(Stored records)
----------

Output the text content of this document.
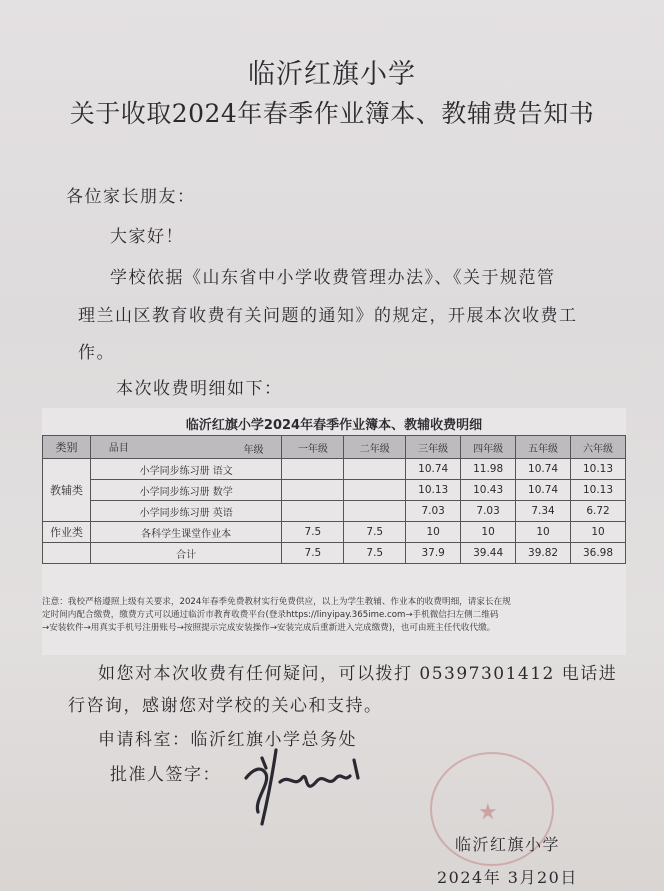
临沂红旗小学
关于收取2024年春季作业簿本、教辅费告知书
各位家长朋友：
大家好！
学校依据《山东省中小学收费管理办法》、《关于规范管
理兰山区教育收费有关问题的通知》的规定，开展本次收费工
作。
本次收费明细如下：
临沂红旗小学2024年春季作业簿本、教辅收费明细
类别	品目 年级	一年级	二年级	三年级	四年级	五年级	六年级
教辅类	小学同步练习册 语文			10.74	11.98	10.74	10.13
	小学同步练习册 数学			10.13	10.43	10.74	10.13
	小学同步练习册 英语			7.03	7.03	7.34	6.72
作业类	各科学生课堂作业本	7.5	7.5	10	10	10	10
	合计	7.5	7.5	37.9	39.44	39.82	36.98
注意：我校严格遵照上级有关要求，2024年春季免费教材实行免费供应，以上为学生教辅、作业本的收费明细，请家长在规
定时间内配合缴费，缴费方式可以通过临沂市教育收费平台(登录https://linyipay.365ime.com→手机微信扫左侧二维码
→安装软件→用真实手机号注册账号→按照提示完成安装操作→安装完成后重新进入完成缴费)，也可由班主任代收代缴。
如您对本次收费有任何疑问，可以拨打 05397301412 电话进
行咨询，感谢您对学校的关心和支持。
申请科室：临沂红旗小学总务处
批准人签字：
★
临沂红旗小学
2024年 3月20日
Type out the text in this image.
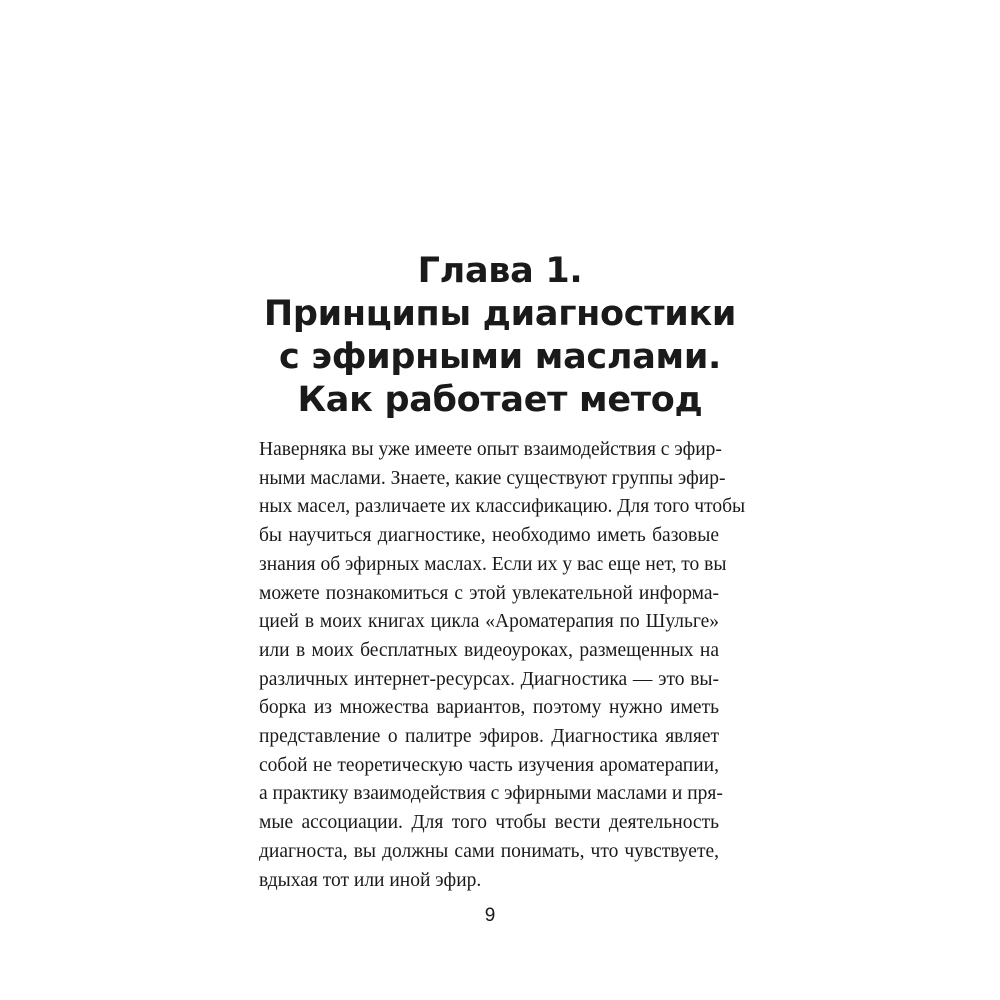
Глава 1.
Принципы диагностики
с эфирными маслами.
Как работает метод

Наверняка вы уже имеете опыт взаимодействия с эфир-
ными маслами. Знаете, какие существуют группы эфир-
ных масел, различаете их классификацию. Для того чтобы
бы научиться диагностике, необходимо иметь базовые
знания об эфирных маслах. Если их у вас еще нет, то вы
можете познакомиться с этой увлекательной информа-
цией в моих книгах цикла «Ароматерапия по Шульге»
или в моих бесплатных видеоуроках, размещенных на
различных интернет-ресурсах. Диагностика — это вы-
борка из множества вариантов, поэтому нужно иметь
представление о палитре эфиров. Диагностика являет
собой не теоретическую часть изучения ароматерапии,
а практику взаимодействия с эфирными маслами и пря-
мые ассоциации. Для того чтобы вести деятельность
диагноста, вы должны сами понимать, что чувствуете,
вдыхая тот или иной эфир.

9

----------

■ TASK REQUIREMENTS ■
Omit each picture, then return all of the listing exactly as it stands.

■ FINAL ANSWER ■
Output the text content of this document.
临沂红旗小学
关于收取2024年春季作业簿本、教辅费告知书
各位家长朋友：
大家好！
学校依据《山东省中小学收费管理办法》、《关于规范管
理兰山区教育收费有关问题的通知》的规定，开展本次收费工
作。
本次收费明细如下：
临沂红旗小学2024年春季作业簿本、教辅收费明细
类别	品目 年级	一年级	二年级	三年级	四年级	五年级	六年级
教辅类	小学同步练习册 语文			10.74	11.98	10.74	10.13
	小学同步练习册 数学			10.13	10.43	10.74	10.13
	小学同步练习册 英语			7.03	7.03	7.34	6.72
作业类	各科学生课堂作业本	7.5	7.5	10	10	10	10
	合计	7.5	7.5	37.9	39.44	39.82	36.98
注意：我校严格遵照上级有关要求，2024年春季免费教材实行免费供应，以上为学生教辅、作业本的收费明细，请家长在规
定时间内配合缴费，缴费方式可以通过临沂市教育收费平台(登录https://linyipay.365ime.com→手机微信扫左侧二维码
→安装软件→用真实手机号注册账号→按照提示完成安装操作→安装完成后重新进入完成缴费)，也可由班主任代收代缴。
如您对本次收费有任何疑问，可以拨打 05397301412 电话进
行咨询，感谢您对学校的关心和支持。
申请科室：临沂红旗小学总务处
批准人签字：
★
临沂红旗小学
2024年 3月20日
Type out the text in this image.
Глава 1.
Принципы диагностики
с эфирными маслами.
Как работает метод

Наверняка вы уже имеете опыт взаимодействия с эфир-
ными маслами. Знаете, какие существуют группы эфир-
ных масел, различаете их классификацию. Для того чтобы
бы научиться диагностике, необходимо иметь базовые
знания об эфирных маслах. Если их у вас еще нет, то вы
можете познакомиться с этой увлекательной информа-
цией в моих книгах цикла «Ароматерапия по Шульге»
или в моих бесплатных видеоуроках, размещенных на
различных интернет-ресурсах. Диагностика — это вы-
борка из множества вариантов, поэтому нужно иметь
представление о палитре эфиров. Диагностика являет
собой не теоретическую часть изучения ароматерапии,
а практику взаимодействия с эфирными маслами и пря-
мые ассоциации. Для того чтобы вести деятельность
диагноста, вы должны сами понимать, что чувствуете,
вдыхая тот или иной эфир.

9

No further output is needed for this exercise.